### WHAT TO PRODUCE
All entries must be repeated exactly; do not include the pictures.

### RAW DATA
Start
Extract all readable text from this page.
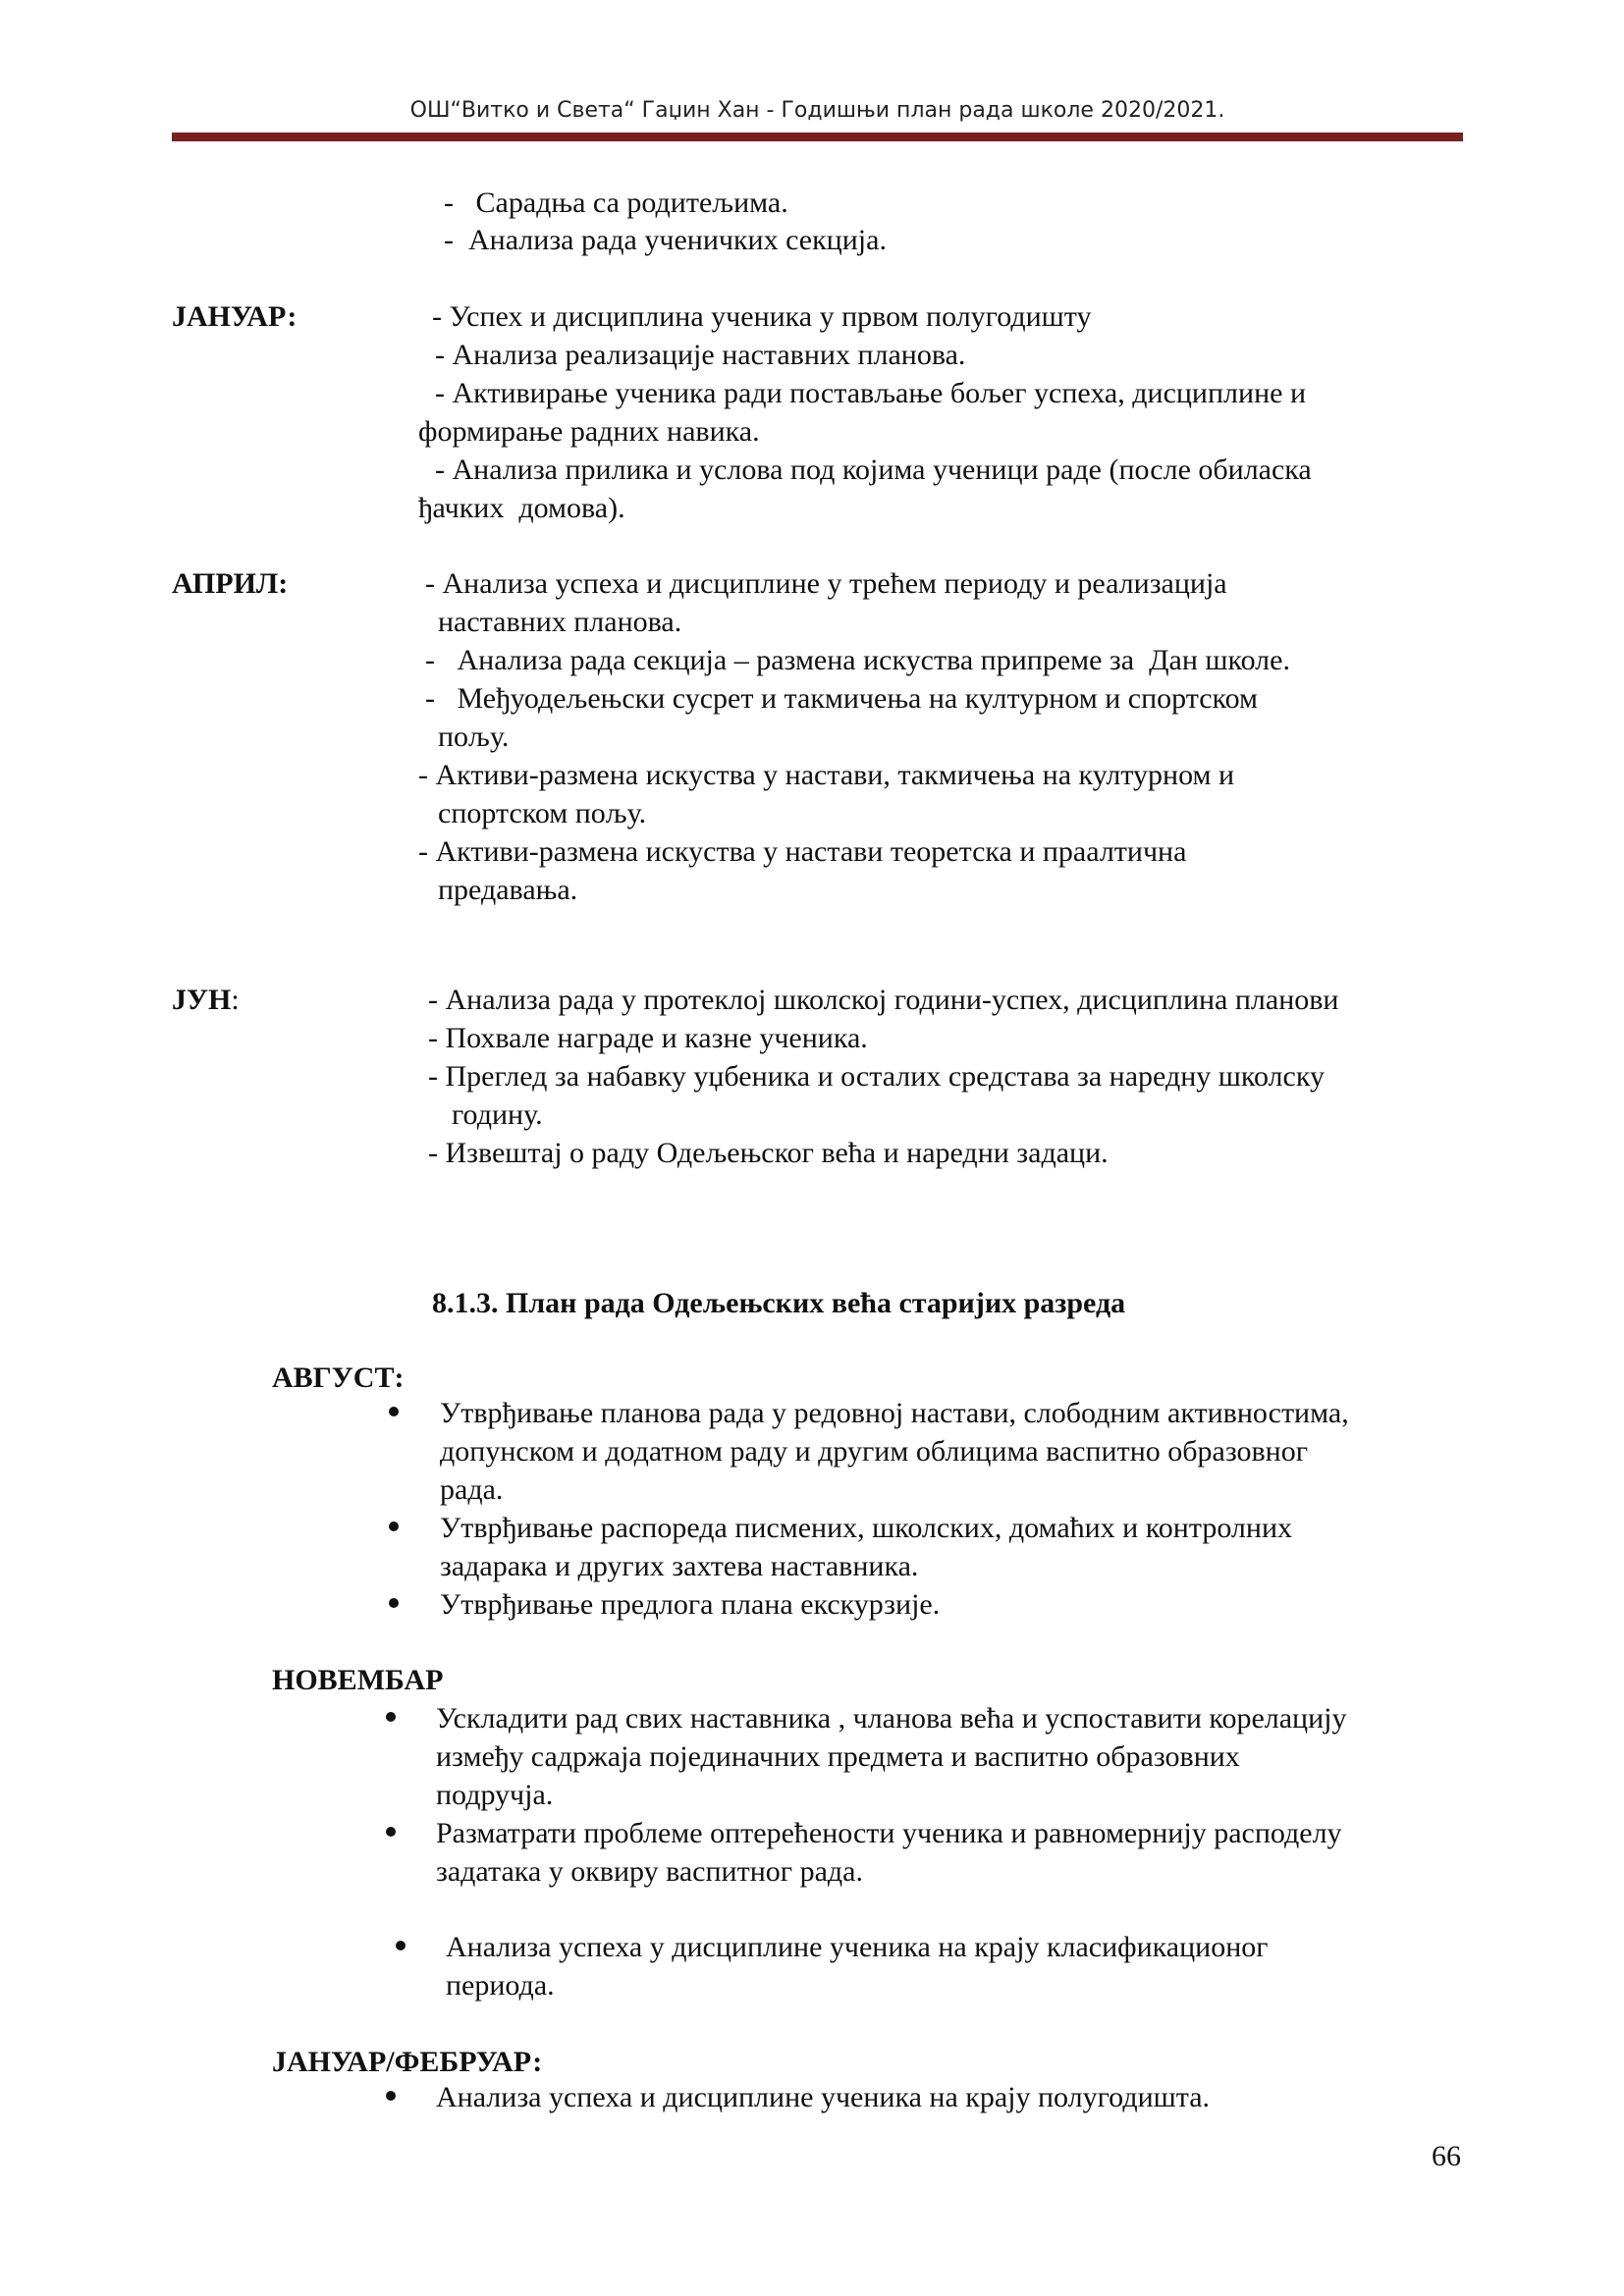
ОШ“Витко и Света“ Гаџин Хан - Годишњи план рада школе 2020/2021.
-   Сарадња са родитељима.
-  Анализа рада ученичких секција.
ЈАНУАР:	- Успех и дисциплина ученика у првом полугодишту
- Анализа реализације наставних планова.
- Активирање ученика ради постављање бољег успеха, дисциплине и
формирање радних навика.
- Анализа прилика и услова под којима ученици раде (после обиласка
ђачких  домова).
АПРИЛ:	- Анализа успеха и дисциплине у трећем периоду и реализација
наставних планова.
-   Анализа рада секција – размена искуства припреме за  Дан школе.
-   Међуодељењски сусрет и такмичења на културном и спортском
пољу.
- Активи-размена искуства у настави, такмичења на културном и
спортском пољу.
- Активи-размена искуства у настави теоретска и праалтична
предавања.
ЈУН:	- Анализа рада у протеклој школској години-успех, дисциплина планови
- Похвале награде и казне ученика.
- Преглед за набавку уџбеника и осталих средстава за наредну школску
годину.
- Извештај о раду Одељењског већа и наредни задаци.
8.1.3. План рада Одељењских већа старијих разреда
АВГУСТ:
Утврђивање планова рада у редовној настави, слободним активностима,
допунском и додатном раду и другим облицима васпитно образовног
рада.
Утврђивање распореда писмених, школских, домаћих и контролних
задарака и других захтева наставника.
Утврђивање предлога плана екскурзије.
НОВЕМБАР
Ускладити рад свих наставника , чланова већа и успоставити корелацију
између садржаја појединачних предмета и васпитно образовних
подручја.
Разматрати проблеме оптерећености ученика и равномернију расподелу
задатака у оквиру васпитног рада.
Анализа успеха у дисциплине ученика на крају класификационог
периода.
ЈАНУАР/ФЕБРУАР:
Анализа успеха и дисциплине ученика на крају полугодишта.
66
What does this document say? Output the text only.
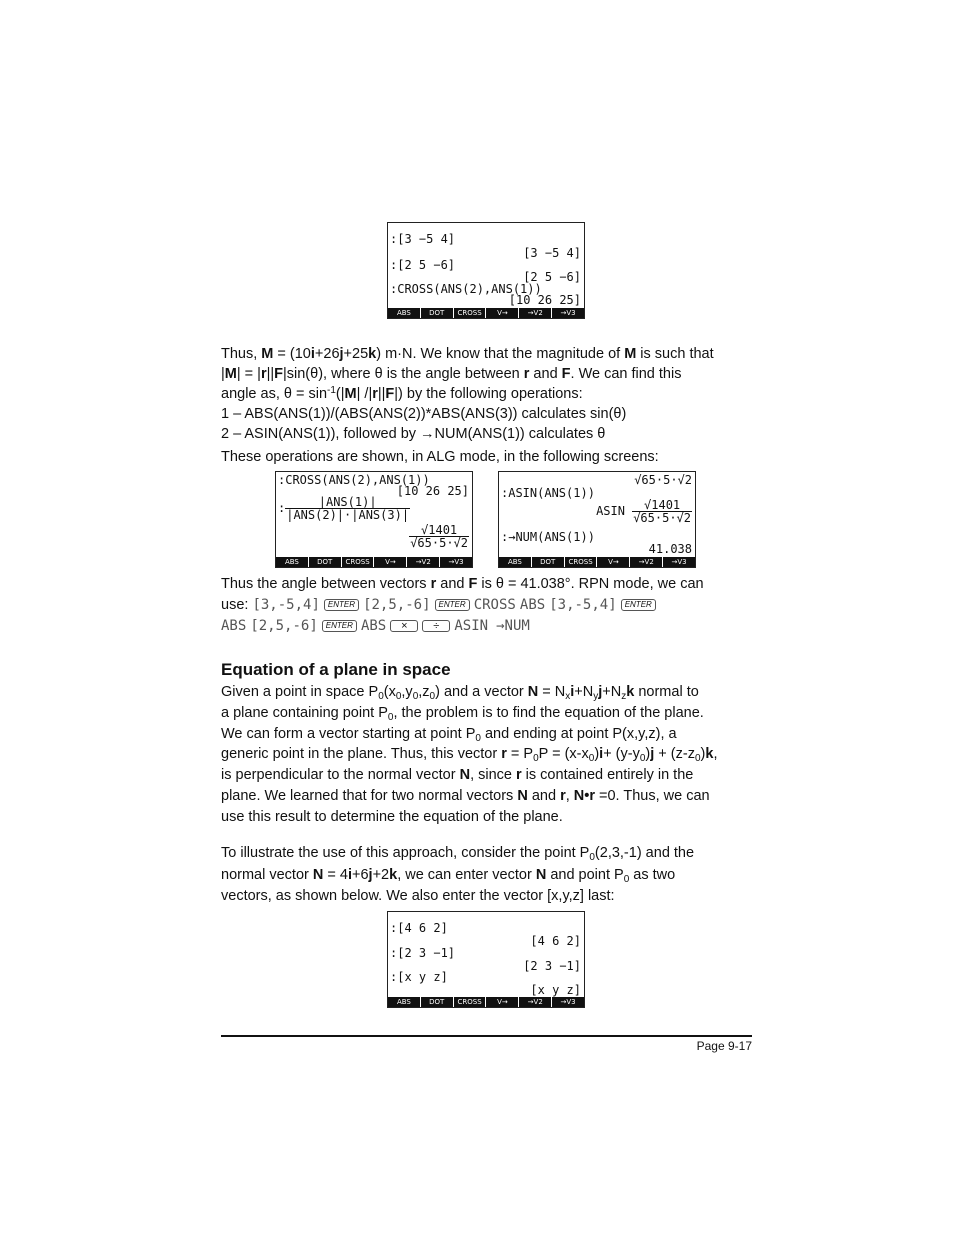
:[3 −5 4]
[3 −5 4]
:[2 5 −6]
[2 5 −6]
:CROSS(ANS(2),ANS(1))
[10 26 25]
ABS	DOT	CROSS	V→	→V2	→V3
Thus, M = (10i+26j+25k) m·N. We know that the magnitude of M is such that
|M| = |r||F|sin(θ), where θ is the angle between r and F. We can find this
angle as, $\theta = \sin^{-1}(|M|$ /|r||F|) by the following operations:
1 – ABS(ANS(1))/(ABS(ANS(2))*ABS(ANS(3)) calculates sin(θ)
2 – ASIN(ANS(1)), followed by →NUM(ANS(1)) calculates θ
These operations are shown, in ALG mode, in the following screens:
:CROSS(ANS(2),ANS(1))
[10 26 25]
: $\frac{\text{|ANS(1)|}}{\text{|ANS(2)|·|ANS(3)|}}$
$\frac{√1401}{√65\cdot 5\cdot√2}$
ABS	DOT	CROSS	V→	→V2	→V3
√65·5·√2
:ASIN(ANS(1))
ASIN $\frac{√1401}{√65\cdot 5\cdot√2}$
:→NUM(ANS(1))
41.038
ABS	DOT	CROSS	V→	→V2	→V3
Thus the angle between vectors r and F is θ = 41.038°. RPN mode, we can
use: [3,-5,4] ENTER [2,5,-6] ENTER CROSS ABS [3,-5,4] ENTER
ABS [2,5,-6] ENTER ABS × ÷ ASIN →NUM
Equation of a plane in space
Given a point in space $P_0(x_0,y_0,z_0)$ and a vector $N = N_xi+N_yj+N_zk$ normal to
a plane containing point $P_0$, the problem is to find the equation of the plane.
We can form a vector starting at point $P_0$ and ending at point P(x,y,z), a
generic point in the plane. Thus, this vector $r = P_0P = (x-x_0)i+ (y-y_0)j + (z-z_0)k$,
is perpendicular to the normal vector N, since r is contained entirely in the
plane. We learned that for two normal vectors N and r, N•r =0. Thus, we can
use this result to determine the equation of the plane.
To illustrate the use of this approach, consider the point $P_0(2,3,-1)$ and the
normal vector N = 4i+6j+2k, we can enter vector N and point $P_0$ as two
vectors, as shown below. We also enter the vector [x,y,z] last:
:[4 6 2]
[4 6 2]
:[2 3 −1]
[2 3 −1]
:[x y z]
[x y z]
ABS	DOT	CROSS	V→	→V2	→V3
Page 9-17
End
### REPLY TO THE TASK
Extract all readable text from this page.
ОШ“Витко и Света“ Гаџин Хан - Годишњи план рада школе 2020/2021.
-   Сарадња са родитељима.
-  Анализа рада ученичких секција.
ЈАНУАР:	- Успех и дисциплина ученика у првом полугодишту
- Анализа реализације наставних планова.
- Активирање ученика ради постављање бољег успеха, дисциплине и
формирање радних навика.
- Анализа прилика и услова под којима ученици раде (после обиласка
ђачких  домова).
АПРИЛ:	- Анализа успеха и дисциплине у трећем периоду и реализација
наставних планова.
-   Анализа рада секција – размена искуства припреме за  Дан школе.
-   Међуодељењски сусрет и такмичења на културном и спортском
пољу.
- Активи-размена искуства у настави, такмичења на културном и
спортском пољу.
- Активи-размена искуства у настави теоретска и праалтична
предавања.
ЈУН:	- Анализа рада у протеклој школској години-успех, дисциплина планови
- Похвале награде и казне ученика.
- Преглед за набавку уџбеника и осталих средстава за наредну школску
годину.
- Извештај о раду Одељењског већа и наредни задаци.
8.1.3. План рада Одељењских већа старијих разреда
АВГУСТ:
Утврђивање планова рада у редовној настави, слободним активностима,
допунском и додатном раду и другим облицима васпитно образовног
рада.
Утврђивање распореда писмених, школских, домаћих и контролних
задарака и других захтева наставника.
Утврђивање предлога плана екскурзије.
НОВЕМБАР
Ускладити рад свих наставника , чланова већа и успоставити корелацију
између садржаја појединачних предмета и васпитно образовних
подручја.
Разматрати проблеме оптерећености ученика и равномернију расподелу
задатака у оквиру васпитног рада.
Анализа успеха у дисциплине ученика на крају класификационог
периода.
ЈАНУАР/ФЕБРУАР:
Анализа успеха и дисциплине ученика на крају полугодишта.
66
What does this document say? Output the text only.
:[3 −5 4]
[3 −5 4]
:[2 5 −6]
[2 5 −6]
:CROSS(ANS(2),ANS(1))
[10 26 25]
ABS	DOT	CROSS	V→	→V2	→V3
Thus, M = (10i+26j+25k) m·N. We know that the magnitude of M is such that
|M| = |r||F|sin(θ), where θ is the angle between r and F. We can find this
angle as, $\theta = \sin^{-1}(|M|$ /|r||F|) by the following operations:
1 – ABS(ANS(1))/(ABS(ANS(2))*ABS(ANS(3)) calculates sin(θ)
2 – ASIN(ANS(1)), followed by →NUM(ANS(1)) calculates θ
These operations are shown, in ALG mode, in the following screens:
:CROSS(ANS(2),ANS(1))
[10 26 25]
: $\frac{\text{|ANS(1)|}}{\text{|ANS(2)|·|ANS(3)|}}$
$\frac{√1401}{√65\cdot 5\cdot√2}$
ABS	DOT	CROSS	V→	→V2	→V3
√65·5·√2
:ASIN(ANS(1))
ASIN $\frac{√1401}{√65\cdot 5\cdot√2}$
:→NUM(ANS(1))
41.038
ABS	DOT	CROSS	V→	→V2	→V3
Thus the angle between vectors r and F is θ = 41.038°. RPN mode, we can
use: [3,-5,4] ENTER [2,5,-6] ENTER CROSS ABS [3,-5,4] ENTER
ABS [2,5,-6] ENTER ABS × ÷ ASIN →NUM
Equation of a plane in space
Given a point in space $P_0(x_0,y_0,z_0)$ and a vector $N = N_xi+N_yj+N_zk$ normal to
a plane containing point $P_0$, the problem is to find the equation of the plane.
We can form a vector starting at point $P_0$ and ending at point P(x,y,z), a
generic point in the plane. Thus, this vector $r = P_0P = (x-x_0)i+ (y-y_0)j + (z-z_0)k$,
is perpendicular to the normal vector N, since r is contained entirely in the
plane. We learned that for two normal vectors N and r, N•r =0. Thus, we can
use this result to determine the equation of the plane.
To illustrate the use of this approach, consider the point $P_0(2,3,-1)$ and the
normal vector N = 4i+6j+2k, we can enter vector N and point $P_0$ as two
vectors, as shown below. We also enter the vector [x,y,z] last:
:[4 6 2]
[4 6 2]
:[2 3 −1]
[2 3 −1]
:[x y z]
[x y z]
ABS	DOT	CROSS	V→	→V2	→V3
Page 9-17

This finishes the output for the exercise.